-- What you will do --
The entries below are to be transcribed in full, without their images.

Data records

- - -

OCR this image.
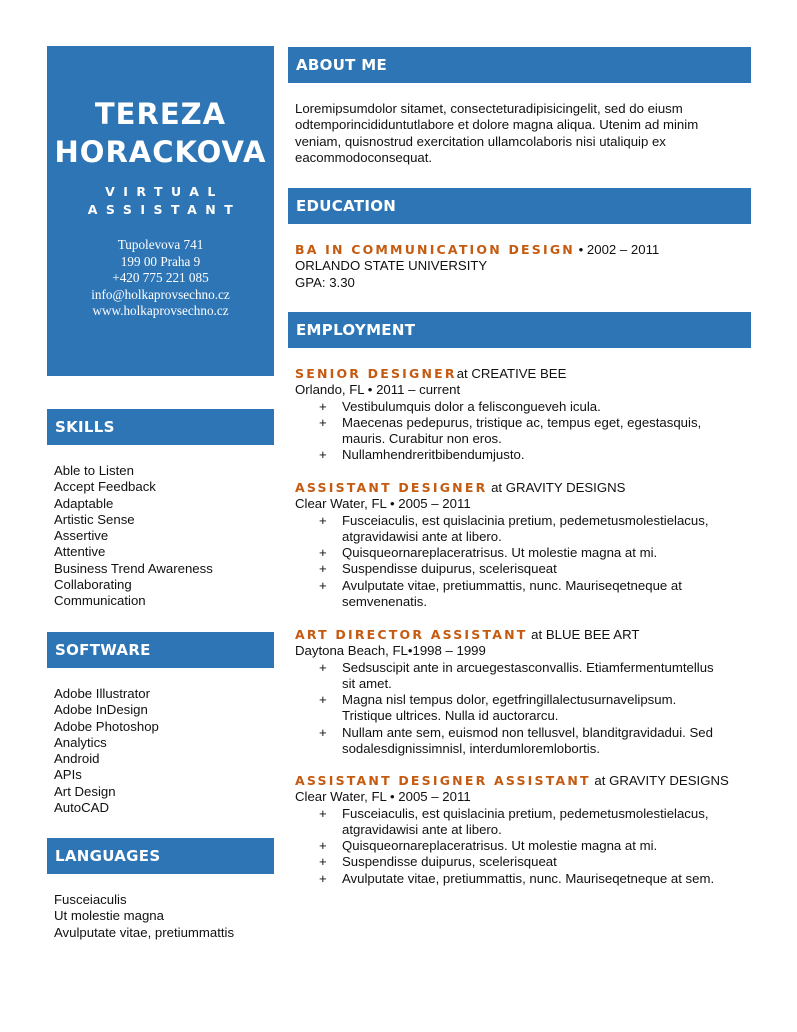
TEREZA
HORACKOVA
VIRTUAL
ASSISTANT
Tupolevova 741
199 00 Praha 9
+420 775 221 085
info@holkaprovsechno.cz
www.holkaprovsechno.cz
SKILLS
Able to Listen
Accept Feedback
Adaptable
Artistic Sense
Assertive
Attentive
Business Trend Awareness
Collaborating
Communication
SOFTWARE
Adobe Illustrator
Adobe InDesign
Adobe Photoshop
Analytics
Android
APIs
Art Design
AutoCAD
LANGUAGES
Fusceiaculis
Ut molestie magna
Avulputate vitae, pretiummattis
ABOUT ME
Loremipsumdolor sitamet, consecteturadipisicingelit, sed do eiusm
odtemporincididuntutlabore et dolore magna aliqua. Utenim ad minim
veniam, quisnostrud exercitation ullamcolaboris nisi utaliquip ex
eacommodoconsequat.
EDUCATION
BA IN COMMUNICATION DESIGN • 2002 – 2011
ORLANDO STATE UNIVERSITY
GPA: 3.30
EMPLOYMENT
SENIOR DESIGNERat CREATIVE BEE
Orlando, FL • 2011 – current
+ Vestibulumquis dolor a feliscongueveh icula.
+ Maecenas pedepurus, tristique ac, tempus eget, egestasquis,
mauris. Curabitur non eros.
+ Nullamhendreritbibendumjusto.
ASSISTANT DESIGNER at GRAVITY DESIGNS
Clear Water, FL • 2005 – 2011
+ Fusceiaculis, est quislacinia pretium, pedemetusmolestielacus,
atgravidawisi ante at libero.
+ Quisqueornareplaceratrisus. Ut molestie magna at mi.
+ Suspendisse duipurus, scelerisqueat
+ Avulputate vitae, pretiummattis, nunc. Mauriseqetneque at
semvenenatis.
ART DIRECTOR ASSISTANT at BLUE BEE ART
Daytona Beach, FL•1998 – 1999
+ Sedsuscipit ante in arcuegestasconvallis. Etiamfermentumtellus
sit amet.
+ Magna nisl tempus dolor, egetfringillalectusurnavelipsum.
Tristique ultrices. Nulla id auctorarcu.
+ Nullam ante sem, euismod non tellusvel, blanditgravidadui. Sed
sodalesdignissimnisl, interdumloremlobortis.
ASSISTANT DESIGNER ASSISTANT at GRAVITY DESIGNS
Clear Water, FL • 2005 – 2011
+ Fusceiaculis, est quislacinia pretium, pedemetusmolestielacus,
atgravidawisi ante at libero.
+ Quisqueornareplaceratrisus. Ut molestie magna at mi.
+ Suspendisse duipurus, scelerisqueat
+ Avulputate vitae, pretiummattis, nunc. Mauriseqetneque at sem.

- - -

-- Problem solution --
OCR this image.
TEREZA
HORACKOVA
VIRTUAL
ASSISTANT
Tupolevova 741
199 00 Praha 9
+420 775 221 085
info@holkaprovsechno.cz
www.holkaprovsechno.cz
SKILLS
Able to Listen
Accept Feedback
Adaptable
Artistic Sense
Assertive
Attentive
Business Trend Awareness
Collaborating
Communication
SOFTWARE
Adobe Illustrator
Adobe InDesign
Adobe Photoshop
Analytics
Android
APIs
Art Design
AutoCAD
LANGUAGES
Fusceiaculis
Ut molestie magna
Avulputate vitae, pretiummattis
ABOUT ME
Loremipsumdolor sitamet, consecteturadipisicingelit, sed do eiusm
odtemporincididuntutlabore et dolore magna aliqua. Utenim ad minim
veniam, quisnostrud exercitation ullamcolaboris nisi utaliquip ex
eacommodoconsequat.
EDUCATION
BA IN COMMUNICATION DESIGN • 2002 – 2011
ORLANDO STATE UNIVERSITY
GPA: 3.30
EMPLOYMENT
SENIOR DESIGNERat CREATIVE BEE
Orlando, FL • 2011 – current
+ Vestibulumquis dolor a feliscongueveh icula.
+ Maecenas pedepurus, tristique ac, tempus eget, egestasquis,
mauris. Curabitur non eros.
+ Nullamhendreritbibendumjusto.
ASSISTANT DESIGNER at GRAVITY DESIGNS
Clear Water, FL • 2005 – 2011
+ Fusceiaculis, est quislacinia pretium, pedemetusmolestielacus,
atgravidawisi ante at libero.
+ Quisqueornareplaceratrisus. Ut molestie magna at mi.
+ Suspendisse duipurus, scelerisqueat
+ Avulputate vitae, pretiummattis, nunc. Mauriseqetneque at
semvenenatis.
ART DIRECTOR ASSISTANT at BLUE BEE ART
Daytona Beach, FL•1998 – 1999
+ Sedsuscipit ante in arcuegestasconvallis. Etiamfermentumtellus
sit amet.
+ Magna nisl tempus dolor, egetfringillalectusurnavelipsum.
Tristique ultrices. Nulla id auctorarcu.
+ Nullam ante sem, euismod non tellusvel, blanditgravidadui. Sed
sodalesdignissimnisl, interdumloremlobortis.
ASSISTANT DESIGNER ASSISTANT at GRAVITY DESIGNS
Clear Water, FL • 2005 – 2011
+ Fusceiaculis, est quislacinia pretium, pedemetusmolestielacus,
atgravidawisi ante at libero.
+ Quisqueornareplaceratrisus. Ut molestie magna at mi.
+ Suspendisse duipurus, scelerisqueat
+ Avulputate vitae, pretiummattis, nunc. Mauriseqetneque at sem.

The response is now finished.